Data provided:
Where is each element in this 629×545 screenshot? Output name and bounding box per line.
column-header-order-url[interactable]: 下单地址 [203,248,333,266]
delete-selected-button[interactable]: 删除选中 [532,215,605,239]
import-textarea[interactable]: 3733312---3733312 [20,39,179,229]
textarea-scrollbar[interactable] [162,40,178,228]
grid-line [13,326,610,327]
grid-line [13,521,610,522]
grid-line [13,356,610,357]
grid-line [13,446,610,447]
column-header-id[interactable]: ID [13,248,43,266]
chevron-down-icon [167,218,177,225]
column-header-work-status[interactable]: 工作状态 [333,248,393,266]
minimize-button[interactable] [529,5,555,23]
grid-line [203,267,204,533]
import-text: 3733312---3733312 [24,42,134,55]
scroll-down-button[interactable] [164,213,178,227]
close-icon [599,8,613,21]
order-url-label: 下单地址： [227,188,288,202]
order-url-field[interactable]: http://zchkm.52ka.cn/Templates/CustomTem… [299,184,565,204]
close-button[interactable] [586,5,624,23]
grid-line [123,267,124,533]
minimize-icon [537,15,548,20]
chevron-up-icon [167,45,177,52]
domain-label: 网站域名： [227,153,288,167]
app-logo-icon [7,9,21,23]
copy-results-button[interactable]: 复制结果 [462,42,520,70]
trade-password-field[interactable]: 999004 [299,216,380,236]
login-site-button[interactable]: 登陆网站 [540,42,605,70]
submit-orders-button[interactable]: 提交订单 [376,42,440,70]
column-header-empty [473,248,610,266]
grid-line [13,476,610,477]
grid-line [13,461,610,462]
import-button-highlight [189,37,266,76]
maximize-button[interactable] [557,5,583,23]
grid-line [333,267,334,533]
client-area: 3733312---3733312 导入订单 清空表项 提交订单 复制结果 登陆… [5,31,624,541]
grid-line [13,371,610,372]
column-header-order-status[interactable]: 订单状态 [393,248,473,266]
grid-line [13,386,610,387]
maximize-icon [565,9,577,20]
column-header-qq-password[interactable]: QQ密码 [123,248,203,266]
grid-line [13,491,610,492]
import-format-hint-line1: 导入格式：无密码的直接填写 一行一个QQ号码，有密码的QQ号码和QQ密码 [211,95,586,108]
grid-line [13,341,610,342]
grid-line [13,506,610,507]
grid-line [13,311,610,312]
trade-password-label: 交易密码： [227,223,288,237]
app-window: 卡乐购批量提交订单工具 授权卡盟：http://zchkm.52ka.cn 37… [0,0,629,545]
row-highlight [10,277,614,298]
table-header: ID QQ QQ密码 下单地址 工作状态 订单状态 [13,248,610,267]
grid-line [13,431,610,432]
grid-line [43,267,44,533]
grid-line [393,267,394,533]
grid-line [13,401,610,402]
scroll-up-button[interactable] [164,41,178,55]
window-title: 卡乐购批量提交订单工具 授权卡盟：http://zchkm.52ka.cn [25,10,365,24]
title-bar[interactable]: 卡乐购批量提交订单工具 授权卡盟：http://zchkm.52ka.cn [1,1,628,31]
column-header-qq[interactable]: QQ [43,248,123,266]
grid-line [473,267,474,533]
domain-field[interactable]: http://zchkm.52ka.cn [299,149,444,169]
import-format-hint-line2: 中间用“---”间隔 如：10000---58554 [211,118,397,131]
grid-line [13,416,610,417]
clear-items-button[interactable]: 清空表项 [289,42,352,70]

Exercise goal: Rename "grid-line" to "divider-line" everywhere in the lines above, and reproduce them with nothing else changed.

Solution to this exercise:
Where is each element in this 629×545 screenshot? Output name and bounding box per line.
column-header-order-url[interactable]: 下单地址 [203,248,333,266]
delete-selected-button[interactable]: 删除选中 [532,215,605,239]
import-textarea[interactable]: 3733312---3733312 [20,39,179,229]
textarea-scrollbar[interactable] [162,40,178,228]
divider-line [13,326,610,327]
divider-line [13,521,610,522]
divider-line [13,356,610,357]
divider-line [13,446,610,447]
column-header-id[interactable]: ID [13,248,43,266]
chevron-down-icon [167,218,177,225]
column-header-work-status[interactable]: 工作状态 [333,248,393,266]
minimize-button[interactable] [529,5,555,23]
divider-line [203,267,204,533]
import-text: 3733312---3733312 [24,42,134,55]
scroll-down-button[interactable] [164,213,178,227]
close-icon [599,8,613,21]
order-url-label: 下单地址： [227,188,288,202]
order-url-field[interactable]: http://zchkm.52ka.cn/Templates/CustomTem… [299,184,565,204]
close-button[interactable] [586,5,624,23]
divider-line [123,267,124,533]
minimize-icon [537,15,548,20]
chevron-up-icon [167,45,177,52]
domain-label: 网站域名： [227,153,288,167]
app-logo-icon [7,9,21,23]
copy-results-button[interactable]: 复制结果 [462,42,520,70]
trade-password-field[interactable]: 999004 [299,216,380,236]
login-site-button[interactable]: 登陆网站 [540,42,605,70]
submit-orders-button[interactable]: 提交订单 [376,42,440,70]
column-header-empty [473,248,610,266]
divider-line [13,476,610,477]
divider-line [13,461,610,462]
import-button-highlight [189,37,266,76]
maximize-button[interactable] [557,5,583,23]
divider-line [333,267,334,533]
client-area: 3733312---3733312 导入订单 清空表项 提交订单 复制结果 登陆… [5,31,624,541]
divider-line [13,371,610,372]
column-header-order-status[interactable]: 订单状态 [393,248,473,266]
divider-line [13,386,610,387]
maximize-icon [565,9,577,20]
column-header-qq-password[interactable]: QQ密码 [123,248,203,266]
divider-line [13,491,610,492]
import-format-hint-line1: 导入格式：无密码的直接填写 一行一个QQ号码，有密码的QQ号码和QQ密码 [211,95,586,108]
divider-line [13,341,610,342]
divider-line [13,506,610,507]
divider-line [13,311,610,312]
trade-password-label: 交易密码： [227,223,288,237]
app-window: 卡乐购批量提交订单工具 授权卡盟：http://zchkm.52ka.cn 37… [0,0,629,545]
row-highlight [10,277,614,298]
table-header: ID QQ QQ密码 下单地址 工作状态 订单状态 [13,248,610,267]
divider-line [13,431,610,432]
divider-line [43,267,44,533]
divider-line [393,267,394,533]
divider-line [13,401,610,402]
scroll-up-button[interactable] [164,41,178,55]
window-title: 卡乐购批量提交订单工具 授权卡盟：http://zchkm.52ka.cn [25,10,365,24]
title-bar[interactable]: 卡乐购批量提交订单工具 授权卡盟：http://zchkm.52ka.cn [1,1,628,31]
column-header-qq[interactable]: QQ [43,248,123,266]
divider-line [473,267,474,533]
domain-field[interactable]: http://zchkm.52ka.cn [299,149,444,169]
import-format-hint-line2: 中间用“---”间隔 如：10000---58554 [211,118,397,131]
divider-line [13,416,610,417]
clear-items-button[interactable]: 清空表项 [289,42,352,70]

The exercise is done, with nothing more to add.